> **Aim of the task**
Can you output the records below exactly as they are written?

- - -

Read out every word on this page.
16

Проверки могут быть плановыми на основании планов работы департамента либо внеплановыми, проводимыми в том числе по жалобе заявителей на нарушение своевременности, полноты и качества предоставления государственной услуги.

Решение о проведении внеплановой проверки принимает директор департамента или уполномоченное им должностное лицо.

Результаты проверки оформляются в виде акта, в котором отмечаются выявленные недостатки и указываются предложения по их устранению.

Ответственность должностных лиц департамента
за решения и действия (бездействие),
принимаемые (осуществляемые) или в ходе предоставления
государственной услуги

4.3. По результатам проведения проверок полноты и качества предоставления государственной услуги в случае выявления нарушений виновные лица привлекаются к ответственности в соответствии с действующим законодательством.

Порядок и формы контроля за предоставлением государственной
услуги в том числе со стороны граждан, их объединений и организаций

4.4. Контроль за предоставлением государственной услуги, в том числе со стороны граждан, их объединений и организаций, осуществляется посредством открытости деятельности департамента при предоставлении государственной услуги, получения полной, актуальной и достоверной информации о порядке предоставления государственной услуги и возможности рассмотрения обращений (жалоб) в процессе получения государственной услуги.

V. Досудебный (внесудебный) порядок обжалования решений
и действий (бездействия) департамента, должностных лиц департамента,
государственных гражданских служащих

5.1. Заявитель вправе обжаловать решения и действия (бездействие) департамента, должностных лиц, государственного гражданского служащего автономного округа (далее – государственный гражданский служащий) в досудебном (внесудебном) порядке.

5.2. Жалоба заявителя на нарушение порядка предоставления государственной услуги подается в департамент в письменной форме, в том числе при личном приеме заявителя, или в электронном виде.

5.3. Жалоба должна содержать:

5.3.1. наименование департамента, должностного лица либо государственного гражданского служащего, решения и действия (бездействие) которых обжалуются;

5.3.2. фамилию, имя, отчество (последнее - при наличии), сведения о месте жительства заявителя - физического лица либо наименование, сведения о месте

- - -

> **Solution to this problem**
Read out every word on this page.
16

Проверки могут быть плановыми на основании планов работы департамента либо внеплановыми, проводимыми в том числе по жалобе заявителей на нарушение своевременности, полноты и качества предоставления государственной услуги.

Решение о проведении внеплановой проверки принимает директор департамента или уполномоченное им должностное лицо.

Результаты проверки оформляются в виде акта, в котором отмечаются выявленные недостатки и указываются предложения по их устранению.

Ответственность должностных лиц департамента
за решения и действия (бездействие),
принимаемые (осуществляемые) или в ходе предоставления
государственной услуги

4.3. По результатам проведения проверок полноты и качества предоставления государственной услуги в случае выявления нарушений виновные лица привлекаются к ответственности в соответствии с действующим законодательством.

Порядок и формы контроля за предоставлением государственной
услуги в том числе со стороны граждан, их объединений и организаций

4.4. Контроль за предоставлением государственной услуги, в том числе со стороны граждан, их объединений и организаций, осуществляется посредством открытости деятельности департамента при предоставлении государственной услуги, получения полной, актуальной и достоверной информации о порядке предоставления государственной услуги и возможности рассмотрения обращений (жалоб) в процессе получения государственной услуги.

V. Досудебный (внесудебный) порядок обжалования решений
и действий (бездействия) департамента, должностных лиц департамента,
государственных гражданских служащих

5.1. Заявитель вправе обжаловать решения и действия (бездействие) департамента, должностных лиц, государственного гражданского служащего автономного округа (далее – государственный гражданский служащий) в досудебном (внесудебном) порядке.

5.2. Жалоба заявителя на нарушение порядка предоставления государственной услуги подается в департамент в письменной форме, в том числе при личном приеме заявителя, или в электронном виде.

5.3. Жалоба должна содержать:

5.3.1. наименование департамента, должностного лица либо государственного гражданского служащего, решения и действия (бездействие) которых обжалуются;

5.3.2. фамилию, имя, отчество (последнее - при наличии), сведения о месте жительства заявителя - физического лица либо наименование, сведения о месте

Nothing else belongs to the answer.